◆ Goal ◆
Exactly as written, quote every line that follows, skipping the images.

◆ Data for processing ◆

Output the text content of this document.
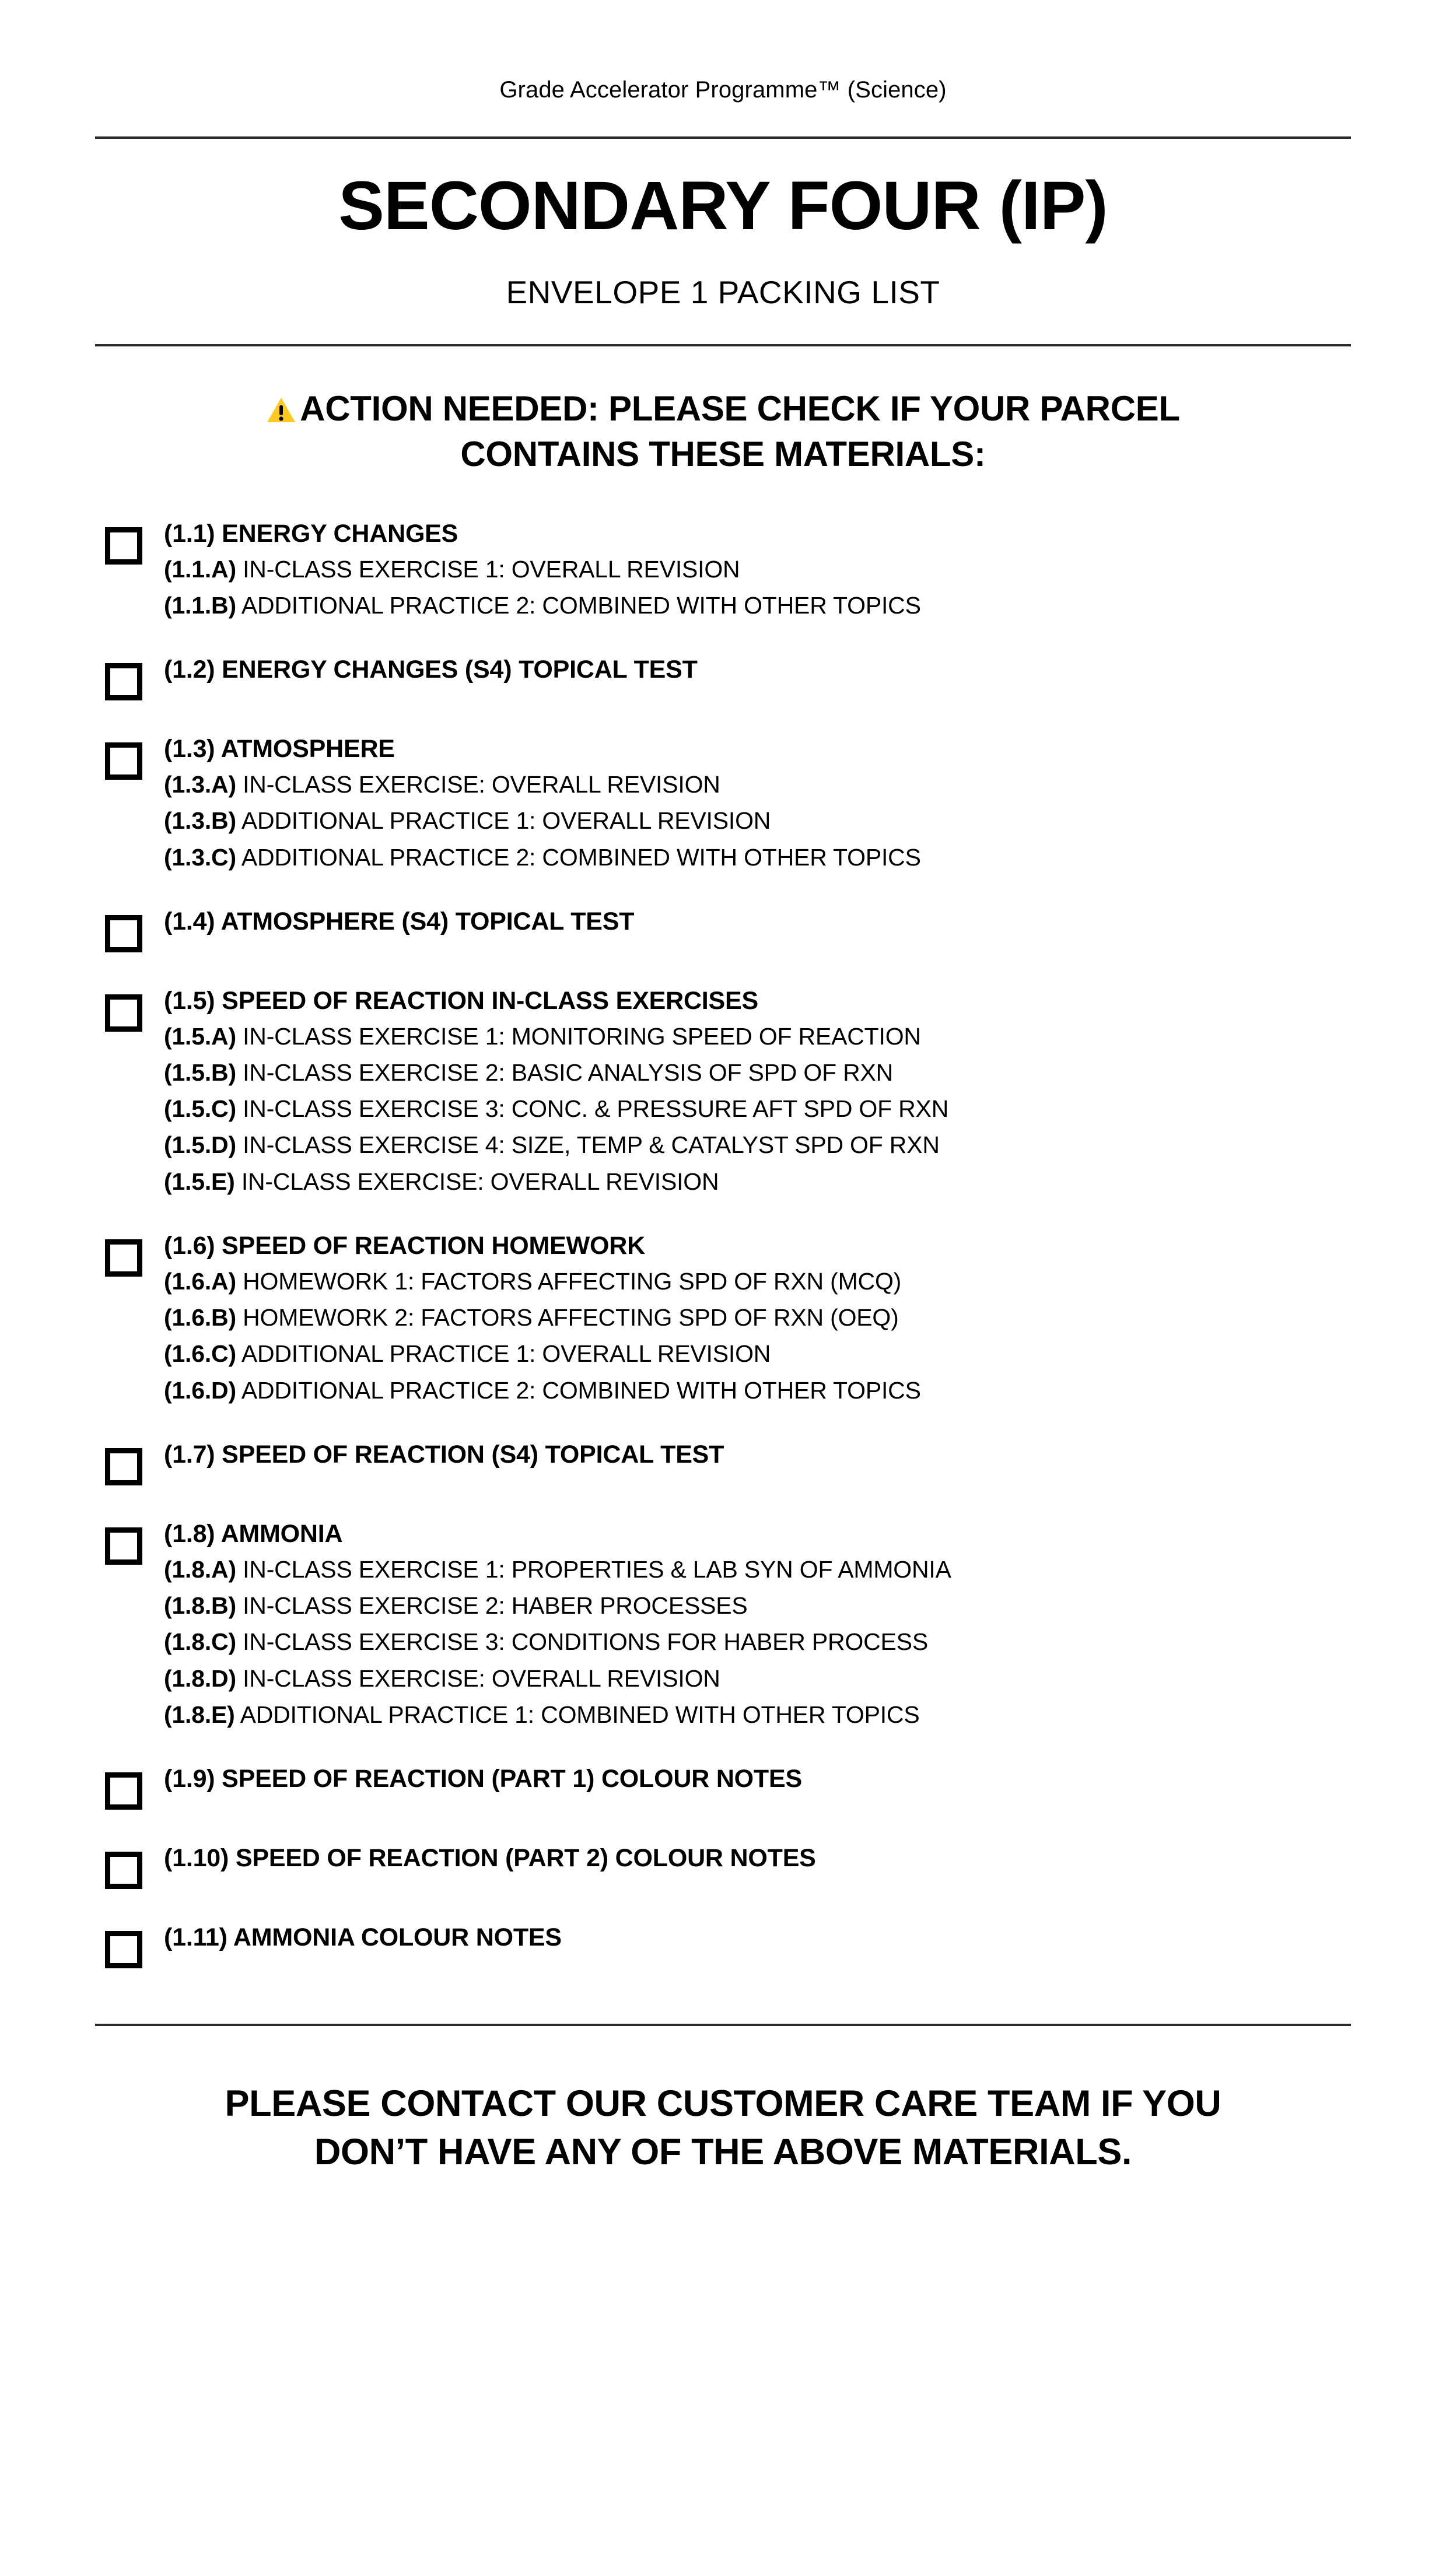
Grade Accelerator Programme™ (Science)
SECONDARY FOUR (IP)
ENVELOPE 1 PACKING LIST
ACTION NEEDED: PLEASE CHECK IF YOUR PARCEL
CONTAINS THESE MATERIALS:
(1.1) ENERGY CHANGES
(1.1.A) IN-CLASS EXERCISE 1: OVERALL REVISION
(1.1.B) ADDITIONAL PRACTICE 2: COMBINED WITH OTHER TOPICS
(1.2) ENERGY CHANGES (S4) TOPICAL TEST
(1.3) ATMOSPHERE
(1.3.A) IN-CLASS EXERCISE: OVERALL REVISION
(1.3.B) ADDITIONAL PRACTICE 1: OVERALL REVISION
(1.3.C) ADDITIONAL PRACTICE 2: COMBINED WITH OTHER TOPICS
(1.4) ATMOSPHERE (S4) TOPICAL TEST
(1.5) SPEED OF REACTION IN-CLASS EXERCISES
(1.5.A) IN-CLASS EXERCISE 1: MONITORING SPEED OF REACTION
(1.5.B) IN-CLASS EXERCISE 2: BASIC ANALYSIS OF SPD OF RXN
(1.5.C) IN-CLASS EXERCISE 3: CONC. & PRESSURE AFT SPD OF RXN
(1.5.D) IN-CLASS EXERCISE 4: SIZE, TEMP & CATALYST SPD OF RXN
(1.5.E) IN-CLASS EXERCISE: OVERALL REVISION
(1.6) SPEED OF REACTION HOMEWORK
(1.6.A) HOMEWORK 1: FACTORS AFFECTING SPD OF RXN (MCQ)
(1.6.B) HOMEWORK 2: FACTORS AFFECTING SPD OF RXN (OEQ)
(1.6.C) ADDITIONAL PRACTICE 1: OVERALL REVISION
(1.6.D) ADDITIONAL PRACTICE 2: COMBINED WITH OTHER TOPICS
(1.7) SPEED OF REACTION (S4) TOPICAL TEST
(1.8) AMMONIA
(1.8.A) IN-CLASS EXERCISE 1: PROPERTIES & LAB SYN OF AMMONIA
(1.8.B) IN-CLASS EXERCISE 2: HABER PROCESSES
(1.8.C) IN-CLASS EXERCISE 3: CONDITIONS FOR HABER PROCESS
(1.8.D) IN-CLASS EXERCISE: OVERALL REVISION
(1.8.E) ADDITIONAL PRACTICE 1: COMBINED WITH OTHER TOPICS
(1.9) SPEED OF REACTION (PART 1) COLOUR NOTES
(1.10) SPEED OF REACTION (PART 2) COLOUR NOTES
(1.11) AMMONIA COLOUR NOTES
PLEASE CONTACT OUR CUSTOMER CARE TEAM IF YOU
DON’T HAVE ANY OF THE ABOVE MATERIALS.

◆ Correct output ◆
Output the text content of this document.
Grade Accelerator Programme™ (Science)
SECONDARY FOUR (IP)
ENVELOPE 1 PACKING LIST
ACTION NEEDED: PLEASE CHECK IF YOUR PARCEL
CONTAINS THESE MATERIALS:
(1.1) ENERGY CHANGES
(1.1.A) IN-CLASS EXERCISE 1: OVERALL REVISION
(1.1.B) ADDITIONAL PRACTICE 2: COMBINED WITH OTHER TOPICS
(1.2) ENERGY CHANGES (S4) TOPICAL TEST
(1.3) ATMOSPHERE
(1.3.A) IN-CLASS EXERCISE: OVERALL REVISION
(1.3.B) ADDITIONAL PRACTICE 1: OVERALL REVISION
(1.3.C) ADDITIONAL PRACTICE 2: COMBINED WITH OTHER TOPICS
(1.4) ATMOSPHERE (S4) TOPICAL TEST
(1.5) SPEED OF REACTION IN-CLASS EXERCISES
(1.5.A) IN-CLASS EXERCISE 1: MONITORING SPEED OF REACTION
(1.5.B) IN-CLASS EXERCISE 2: BASIC ANALYSIS OF SPD OF RXN
(1.5.C) IN-CLASS EXERCISE 3: CONC. & PRESSURE AFT SPD OF RXN
(1.5.D) IN-CLASS EXERCISE 4: SIZE, TEMP & CATALYST SPD OF RXN
(1.5.E) IN-CLASS EXERCISE: OVERALL REVISION
(1.6) SPEED OF REACTION HOMEWORK
(1.6.A) HOMEWORK 1: FACTORS AFFECTING SPD OF RXN (MCQ)
(1.6.B) HOMEWORK 2: FACTORS AFFECTING SPD OF RXN (OEQ)
(1.6.C) ADDITIONAL PRACTICE 1: OVERALL REVISION
(1.6.D) ADDITIONAL PRACTICE 2: COMBINED WITH OTHER TOPICS
(1.7) SPEED OF REACTION (S4) TOPICAL TEST
(1.8) AMMONIA
(1.8.A) IN-CLASS EXERCISE 1: PROPERTIES & LAB SYN OF AMMONIA
(1.8.B) IN-CLASS EXERCISE 2: HABER PROCESSES
(1.8.C) IN-CLASS EXERCISE 3: CONDITIONS FOR HABER PROCESS
(1.8.D) IN-CLASS EXERCISE: OVERALL REVISION
(1.8.E) ADDITIONAL PRACTICE 1: COMBINED WITH OTHER TOPICS
(1.9) SPEED OF REACTION (PART 1) COLOUR NOTES
(1.10) SPEED OF REACTION (PART 2) COLOUR NOTES
(1.11) AMMONIA COLOUR NOTES
PLEASE CONTACT OUR CUSTOMER CARE TEAM IF YOU
DON’T HAVE ANY OF THE ABOVE MATERIALS.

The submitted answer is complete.